◆ GIVEN PROBLEM 1:
In the goroutines question, what buffer size did the writer first use for the sem channel?
◆ GIVEN PROBLEM 2:
Update the goroutines question from "I have a sem" to "run most efficient.", changing "benchmarks" to "timings".

◆ EXCERPT:
--- START ---
Most efficient number of goroutines on this machine

Question

So I do have a concurrent quicksort implementation written by me. It looks like this:

func Partition(A []int, p int, r int) int {
    index := MedianOf3(A, p, r)
    swapArray(A, index, r)
    x := A[r]
    j := p - 1
    i := p
    for i < r {
        if A[i] <= x {
            j++
            tmp := A[j]
            A[j] = A[i]
            A[i] = tmp
        }
        i++
    }
    swapArray(A, j+1, r)
    return j + 1
}


func ConcurrentQuicksort(A []int, p int, r int) {
    wg := sync.WaitGroup{}
    if p < r {
        q := Partition(A, p, r)
        select {
        case sem <- true:
            wg.Add(1)
            go func() {
                ConcurrentQuicksort(A, p, q-1)
                <-sem
                wg.Done()
            }()
        default:
            Quicksort(A, p, q-1)
        }
        select {
        case sem <- true:
            wg.Add(1)
            go func() {
                ConcurrentQuicksort(A, q+1, r)
                <-sem
                wg.Done()
            }()
        default:
            Quicksort(A, q+1, r)
        }
    }
    wg.Wait()
}

func Quicksort(A []int, p int, r int) {
    if p < r {
        q := Partition(A, p, r)
        Quicksort(A, p, q-1)
        Quicksort(A, q+1, r)
    }
}

I have a sem buffered channel, which I use to limit the number of goroutines running (if its reaches that number, I dont set up another goroutine, I just do the normal quicksort on the subarray). First I started with 100, then I've changed to 50, 20. The benchmarks would get slightly better. But after switching to 10, it started to go back, times started to get bigger. So there is some arbitrary number, at least for my hardware, that makes the algorithm run most efficient.

When I was implementing this, I actually saw some SO question about the number of goroutines that would be the best and now I cannot find it (stupid Chrome history actually saves not all visited sites). Do you know how to calculate such a things? And it would be the best if I didn't have to hardcode it, just let the program do it itself.
--- END ---
◆ DATA SECTION:
--- START ---
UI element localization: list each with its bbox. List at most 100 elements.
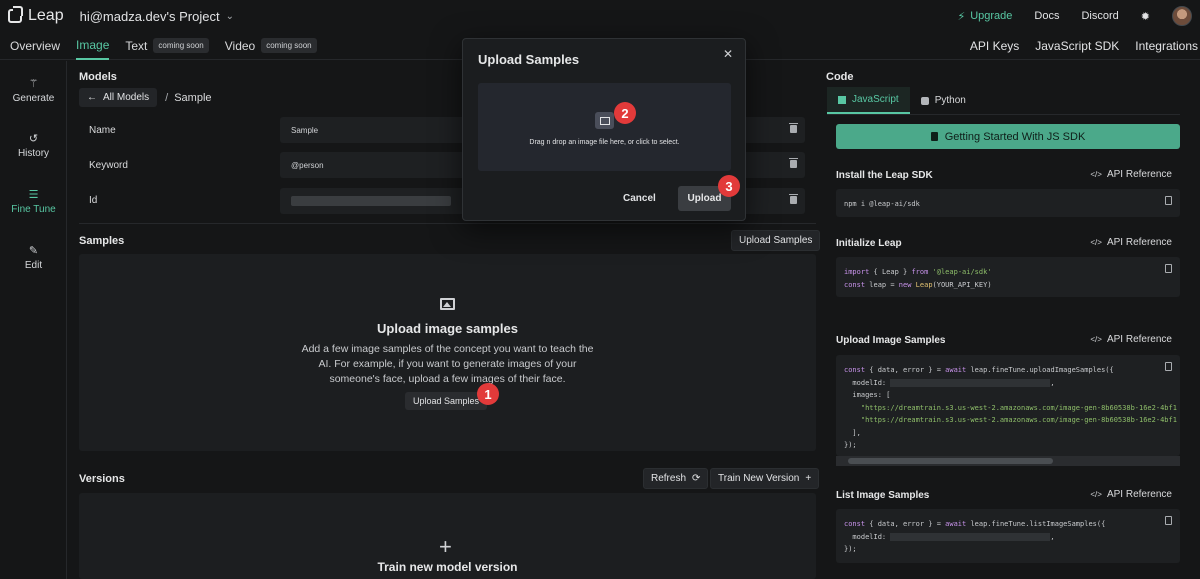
--- END ---
◆ TASK ANSWER 1:
100

◆ TASK ANSWER 2:
I have a sem buffered channel, which I use to limit the number of goroutines running (if its reaches that number, I dont set up another goroutine, I just do the normal quicksort on the subarray). First I started with 100, then I've changed to 50, 20. The timings would get slightly better. But after switching to 10, it started to go back, times started to get bigger. So there is some arbitrary number, at least for my hardware, that makes the algorithm run most efficient.